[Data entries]
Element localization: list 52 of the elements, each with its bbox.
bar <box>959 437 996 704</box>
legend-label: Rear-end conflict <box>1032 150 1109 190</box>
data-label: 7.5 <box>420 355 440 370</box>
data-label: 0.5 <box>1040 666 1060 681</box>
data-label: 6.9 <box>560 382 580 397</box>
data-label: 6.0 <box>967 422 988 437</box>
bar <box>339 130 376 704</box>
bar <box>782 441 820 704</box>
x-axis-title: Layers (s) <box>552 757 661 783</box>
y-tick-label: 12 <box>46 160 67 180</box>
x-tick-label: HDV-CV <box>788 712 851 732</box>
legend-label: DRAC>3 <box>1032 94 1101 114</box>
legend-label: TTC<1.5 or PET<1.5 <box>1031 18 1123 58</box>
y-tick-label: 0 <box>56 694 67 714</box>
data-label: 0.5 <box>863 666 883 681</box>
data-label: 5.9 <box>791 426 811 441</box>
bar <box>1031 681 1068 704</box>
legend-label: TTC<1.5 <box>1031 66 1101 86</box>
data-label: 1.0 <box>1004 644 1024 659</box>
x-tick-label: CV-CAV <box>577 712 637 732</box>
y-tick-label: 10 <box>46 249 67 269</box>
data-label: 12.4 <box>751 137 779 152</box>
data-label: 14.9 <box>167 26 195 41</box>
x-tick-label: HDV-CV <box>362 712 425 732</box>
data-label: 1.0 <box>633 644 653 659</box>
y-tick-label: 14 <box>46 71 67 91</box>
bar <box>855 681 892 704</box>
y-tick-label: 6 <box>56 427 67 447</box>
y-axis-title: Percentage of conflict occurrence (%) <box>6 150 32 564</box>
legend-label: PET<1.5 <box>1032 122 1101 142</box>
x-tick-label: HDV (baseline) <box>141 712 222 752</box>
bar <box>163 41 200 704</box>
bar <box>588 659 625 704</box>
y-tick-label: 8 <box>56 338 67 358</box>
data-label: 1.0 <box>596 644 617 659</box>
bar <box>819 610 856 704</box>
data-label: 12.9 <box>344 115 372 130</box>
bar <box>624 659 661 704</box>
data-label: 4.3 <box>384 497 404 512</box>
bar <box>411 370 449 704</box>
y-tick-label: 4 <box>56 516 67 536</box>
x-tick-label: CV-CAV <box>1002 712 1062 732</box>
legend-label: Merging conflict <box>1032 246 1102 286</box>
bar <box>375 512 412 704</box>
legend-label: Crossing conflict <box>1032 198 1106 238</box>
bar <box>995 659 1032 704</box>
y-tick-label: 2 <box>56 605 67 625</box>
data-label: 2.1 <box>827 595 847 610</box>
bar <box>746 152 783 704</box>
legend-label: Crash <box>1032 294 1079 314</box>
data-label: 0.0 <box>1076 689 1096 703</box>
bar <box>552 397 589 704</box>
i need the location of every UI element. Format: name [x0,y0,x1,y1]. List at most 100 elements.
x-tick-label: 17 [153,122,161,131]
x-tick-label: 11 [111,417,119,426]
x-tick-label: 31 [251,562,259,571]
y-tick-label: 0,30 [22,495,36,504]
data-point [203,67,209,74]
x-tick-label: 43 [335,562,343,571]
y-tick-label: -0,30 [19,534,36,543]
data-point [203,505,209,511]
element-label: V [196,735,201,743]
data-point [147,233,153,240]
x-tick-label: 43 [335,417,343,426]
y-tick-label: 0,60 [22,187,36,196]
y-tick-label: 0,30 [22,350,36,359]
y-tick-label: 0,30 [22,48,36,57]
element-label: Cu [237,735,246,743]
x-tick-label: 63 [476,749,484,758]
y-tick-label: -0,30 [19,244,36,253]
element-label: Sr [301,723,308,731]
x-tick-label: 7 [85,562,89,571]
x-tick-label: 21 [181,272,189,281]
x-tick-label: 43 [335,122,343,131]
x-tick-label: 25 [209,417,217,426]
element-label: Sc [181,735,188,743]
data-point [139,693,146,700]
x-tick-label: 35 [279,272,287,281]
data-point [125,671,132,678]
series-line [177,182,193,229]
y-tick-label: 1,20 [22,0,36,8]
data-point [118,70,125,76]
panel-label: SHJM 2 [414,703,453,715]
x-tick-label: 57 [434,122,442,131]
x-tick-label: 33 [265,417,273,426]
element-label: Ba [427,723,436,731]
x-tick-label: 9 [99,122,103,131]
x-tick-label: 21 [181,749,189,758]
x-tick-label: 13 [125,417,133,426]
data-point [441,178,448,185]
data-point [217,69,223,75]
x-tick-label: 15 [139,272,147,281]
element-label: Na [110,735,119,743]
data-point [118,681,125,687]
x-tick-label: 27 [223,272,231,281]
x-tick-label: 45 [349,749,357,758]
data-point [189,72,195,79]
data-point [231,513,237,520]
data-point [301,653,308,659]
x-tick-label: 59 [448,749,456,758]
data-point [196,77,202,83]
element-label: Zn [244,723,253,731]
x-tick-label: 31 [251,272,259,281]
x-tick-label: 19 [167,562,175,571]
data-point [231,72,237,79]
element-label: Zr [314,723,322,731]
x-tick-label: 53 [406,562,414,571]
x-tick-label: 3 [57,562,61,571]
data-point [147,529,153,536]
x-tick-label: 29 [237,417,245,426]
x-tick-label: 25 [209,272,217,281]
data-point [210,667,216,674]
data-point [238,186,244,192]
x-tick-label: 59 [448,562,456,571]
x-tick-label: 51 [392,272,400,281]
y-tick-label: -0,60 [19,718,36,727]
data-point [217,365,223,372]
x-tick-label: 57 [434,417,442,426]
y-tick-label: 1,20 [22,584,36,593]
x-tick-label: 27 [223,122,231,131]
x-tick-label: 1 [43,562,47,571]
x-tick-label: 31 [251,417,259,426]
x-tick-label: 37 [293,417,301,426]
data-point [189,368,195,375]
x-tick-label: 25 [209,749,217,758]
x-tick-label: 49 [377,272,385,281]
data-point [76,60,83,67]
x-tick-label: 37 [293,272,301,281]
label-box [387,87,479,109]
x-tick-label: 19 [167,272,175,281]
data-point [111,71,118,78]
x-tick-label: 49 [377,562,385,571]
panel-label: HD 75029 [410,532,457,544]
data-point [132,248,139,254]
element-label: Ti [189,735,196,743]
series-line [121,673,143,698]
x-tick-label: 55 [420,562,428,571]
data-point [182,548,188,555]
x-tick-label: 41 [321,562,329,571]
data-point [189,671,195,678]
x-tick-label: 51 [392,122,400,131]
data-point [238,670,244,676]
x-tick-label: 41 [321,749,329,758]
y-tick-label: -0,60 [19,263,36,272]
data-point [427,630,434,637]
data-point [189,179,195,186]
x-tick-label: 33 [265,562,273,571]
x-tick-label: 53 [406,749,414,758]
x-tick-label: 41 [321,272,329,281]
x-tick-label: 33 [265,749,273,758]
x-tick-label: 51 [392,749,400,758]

Problem to work on: Update all the lines above by changing every "y-tick-label" to "y-axis-label" and leaving everything else unchanged.

Reply:
Element localization: list 52 of the elements, each with its bbox.
bar <box>959 437 996 704</box>
legend-label: Rear-end conflict <box>1032 150 1109 190</box>
data-label: 7.5 <box>420 355 440 370</box>
data-label: 0.5 <box>1040 666 1060 681</box>
data-label: 6.9 <box>560 382 580 397</box>
data-label: 6.0 <box>967 422 988 437</box>
bar <box>339 130 376 704</box>
bar <box>782 441 820 704</box>
x-axis-title: Layers (s) <box>552 757 661 783</box>
y-axis-label: 12 <box>46 160 67 180</box>
x-tick-label: HDV-CV <box>788 712 851 732</box>
legend-label: DRAC>3 <box>1032 94 1101 114</box>
legend-label: TTC<1.5 or PET<1.5 <box>1031 18 1123 58</box>
y-axis-label: 0 <box>56 694 67 714</box>
data-label: 0.5 <box>863 666 883 681</box>
data-label: 5.9 <box>791 426 811 441</box>
bar <box>1031 681 1068 704</box>
legend-label: TTC<1.5 <box>1031 66 1101 86</box>
data-label: 1.0 <box>1004 644 1024 659</box>
x-tick-label: CV-CAV <box>577 712 637 732</box>
y-axis-label: 10 <box>46 249 67 269</box>
data-label: 12.4 <box>751 137 779 152</box>
data-label: 14.9 <box>167 26 195 41</box>
x-tick-label: HDV-CV <box>362 712 425 732</box>
data-label: 1.0 <box>633 644 653 659</box>
y-axis-label: 14 <box>46 71 67 91</box>
bar <box>855 681 892 704</box>
y-axis-label: 6 <box>56 427 67 447</box>
y-axis-title: Percentage of conflict occurrence (%) <box>6 150 32 564</box>
legend-label: PET<1.5 <box>1032 122 1101 142</box>
x-tick-label: HDV (baseline) <box>141 712 222 752</box>
bar <box>163 41 200 704</box>
bar <box>588 659 625 704</box>
y-axis-label: 8 <box>56 338 67 358</box>
data-label: 1.0 <box>596 644 617 659</box>
bar <box>819 610 856 704</box>
data-label: 12.9 <box>344 115 372 130</box>
bar <box>624 659 661 704</box>
data-label: 4.3 <box>384 497 404 512</box>
bar <box>411 370 449 704</box>
y-axis-label: 4 <box>56 516 67 536</box>
x-tick-label: CV-CAV <box>1002 712 1062 732</box>
legend-label: Merging conflict <box>1032 246 1102 286</box>
bar <box>375 512 412 704</box>
legend-label: Crossing conflict <box>1032 198 1106 238</box>
bar <box>995 659 1032 704</box>
y-axis-label: 2 <box>56 605 67 625</box>
data-label: 2.1 <box>827 595 847 610</box>
bar <box>746 152 783 704</box>
legend-label: Crash <box>1032 294 1079 314</box>
data-label: 0.0 <box>1076 689 1096 703</box>
bar <box>552 397 589 704</box>
i need the location of every UI element. Format: name [x0,y0,x1,y1]. List at most 100 elements.
x-tick-label: 17 [153,122,161,131]
x-tick-label: 11 [111,417,119,426]
x-tick-label: 31 [251,562,259,571]
y-axis-label: 0,30 [22,495,36,504]
data-point [203,67,209,74]
x-tick-label: 43 [335,562,343,571]
y-axis-label: -0,30 [19,534,36,543]
data-point [203,505,209,511]
element-label: V [196,735,201,743]
data-point [147,233,153,240]
x-tick-label: 43 [335,417,343,426]
y-axis-label: 0,60 [22,187,36,196]
y-axis-label: 0,30 [22,350,36,359]
y-axis-label: 0,30 [22,48,36,57]
element-label: Cu [237,735,246,743]
x-tick-label: 63 [476,749,484,758]
y-axis-label: -0,30 [19,244,36,253]
element-label: Sr [301,723,308,731]
x-tick-label: 7 [85,562,89,571]
x-tick-label: 21 [181,272,189,281]
x-tick-label: 43 [335,122,343,131]
x-tick-label: 25 [209,417,217,426]
element-label: Sc [181,735,188,743]
data-point [139,693,146,700]
x-tick-label: 35 [279,272,287,281]
data-point [125,671,132,678]
series-line [177,182,193,229]
y-axis-label: 1,20 [22,0,36,8]
data-point [118,70,125,76]
panel-label: SHJM 2 [414,703,453,715]
x-tick-label: 57 [434,122,442,131]
x-tick-label: 33 [265,417,273,426]
element-label: Ba [427,723,436,731]
x-tick-label: 9 [99,122,103,131]
x-tick-label: 21 [181,749,189,758]
x-tick-label: 13 [125,417,133,426]
data-point [441,178,448,185]
data-point [217,69,223,75]
x-tick-label: 15 [139,272,147,281]
element-label: Na [110,735,119,743]
data-point [118,681,125,687]
x-tick-label: 27 [223,272,231,281]
x-tick-label: 45 [349,749,357,758]
data-point [189,72,195,79]
data-point [231,513,237,520]
data-point [301,653,308,659]
x-tick-label: 59 [448,749,456,758]
data-point [196,77,202,83]
element-label: Zn [244,723,253,731]
x-tick-label: 31 [251,272,259,281]
x-tick-label: 19 [167,562,175,571]
data-point [231,72,237,79]
element-label: Zr [314,723,322,731]
x-tick-label: 53 [406,562,414,571]
x-tick-label: 3 [57,562,61,571]
data-point [147,529,153,536]
x-tick-label: 29 [237,417,245,426]
x-tick-label: 25 [209,272,217,281]
data-point [210,667,216,674]
data-point [238,186,244,192]
x-tick-label: 59 [448,562,456,571]
x-tick-label: 51 [392,272,400,281]
y-axis-label: -0,60 [19,718,36,727]
data-point [217,365,223,372]
x-tick-label: 57 [434,417,442,426]
y-axis-label: 1,20 [22,584,36,593]
x-tick-label: 27 [223,122,231,131]
x-tick-label: 1 [43,562,47,571]
x-tick-label: 31 [251,417,259,426]
x-tick-label: 37 [293,417,301,426]
data-point [189,368,195,375]
x-tick-label: 25 [209,749,217,758]
x-tick-label: 49 [377,272,385,281]
data-point [76,60,83,67]
x-tick-label: 37 [293,272,301,281]
label-box [387,87,479,109]
x-tick-label: 19 [167,272,175,281]
data-point [111,71,118,78]
x-tick-label: 49 [377,562,385,571]
panel-label: HD 75029 [410,532,457,544]
data-point [132,248,139,254]
element-label: Ti [189,735,196,743]
series-line [121,673,143,698]
x-tick-label: 55 [420,562,428,571]
data-point [182,548,188,555]
x-tick-label: 41 [321,562,329,571]
data-point [189,671,195,678]
x-tick-label: 51 [392,122,400,131]
data-point [238,670,244,676]
x-tick-label: 41 [321,749,329,758]
y-axis-label: -0,60 [19,263,36,272]
data-point [427,630,434,637]
data-point [189,179,195,186]
x-tick-label: 33 [265,562,273,571]
x-tick-label: 53 [406,749,414,758]
x-tick-label: 41 [321,272,329,281]
x-tick-label: 33 [265,749,273,758]
x-tick-label: 51 [392,749,400,758]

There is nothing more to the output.